EXERCISE PROMPT:
Return the whole listing, line for line, without the pictures in it.
#### AVAILABLE RECORDS ####
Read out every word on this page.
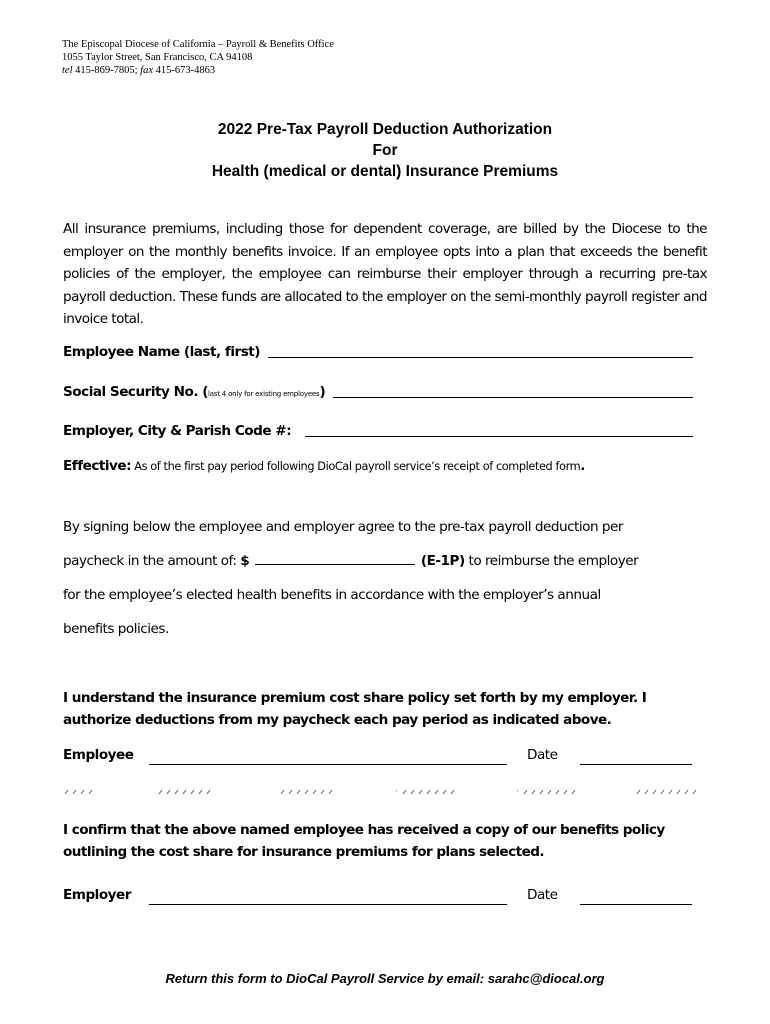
The Episcopal Diocese of California – Payroll & Benefits Office
1055 Taylor Street, San Francisco, CA 94108
tel 415-869-7805; fax 415-673-4863
2022 Pre-Tax Payroll Deduction Authorization
For
Health (medical or dental) Insurance Premiums
All insurance premiums, including those for dependent coverage, are billed by the Diocese to the employer on the monthly benefits invoice. If an employee opts into a plan that exceeds the benefit policies of the employer, the employee can reimburse their employer through a recurring pre-tax payroll deduction. These funds are allocated to the employer on the semi-monthly payroll register and invoice total.
Employee Name (last, first)
Social Security No. (last 4 only for existing employees)
Employer, City & Parish Code #:
Effective: As of the first pay period following DioCal payroll service’s receipt of completed form.
By signing below the employee and employer agree to the pre-tax payroll deduction per
paycheck in the amount of: $	(E-1P) to reimburse the employer
for the employee’s elected health benefits in accordance with the employer’s annual
benefits policies.
I understand the insurance premium cost share policy set forth by my employer. I
authorize deductions from my paycheck each pay period as indicated above.
Employee	Date
I confirm that the above named employee has received a copy of our benefits policy
outlining the cost share for insurance premiums for plans selected.
Employer	Date
Return this form to DioCal Payroll Service by email: sarahc@diocal.org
####
RESULT FOR THIS EXERCISE:
Read out every word on this page.
The Episcopal Diocese of California – Payroll & Benefits Office
1055 Taylor Street, San Francisco, CA 94108
tel 415-869-7805; fax 415-673-4863
2022 Pre-Tax Payroll Deduction Authorization
For
Health (medical or dental) Insurance Premiums
All insurance premiums, including those for dependent coverage, are billed by the Diocese to the employer on the monthly benefits invoice. If an employee opts into a plan that exceeds the benefit policies of the employer, the employee can reimburse their employer through a recurring pre-tax payroll deduction. These funds are allocated to the employer on the semi-monthly payroll register and invoice total.
Employee Name (last, first)
Social Security No. (last 4 only for existing employees)
Employer, City & Parish Code #:
Effective: As of the first pay period following DioCal payroll service’s receipt of completed form.
By signing below the employee and employer agree to the pre-tax payroll deduction per
paycheck in the amount of: $	(E-1P) to reimburse the employer
for the employee’s elected health benefits in accordance with the employer’s annual
benefits policies.
I understand the insurance premium cost share policy set forth by my employer. I
authorize deductions from my paycheck each pay period as indicated above.
Employee	Date
I confirm that the above named employee has received a copy of our benefits policy
outlining the cost share for insurance premiums for plans selected.
Employer	Date
Return this form to DioCal Payroll Service by email: sarahc@diocal.org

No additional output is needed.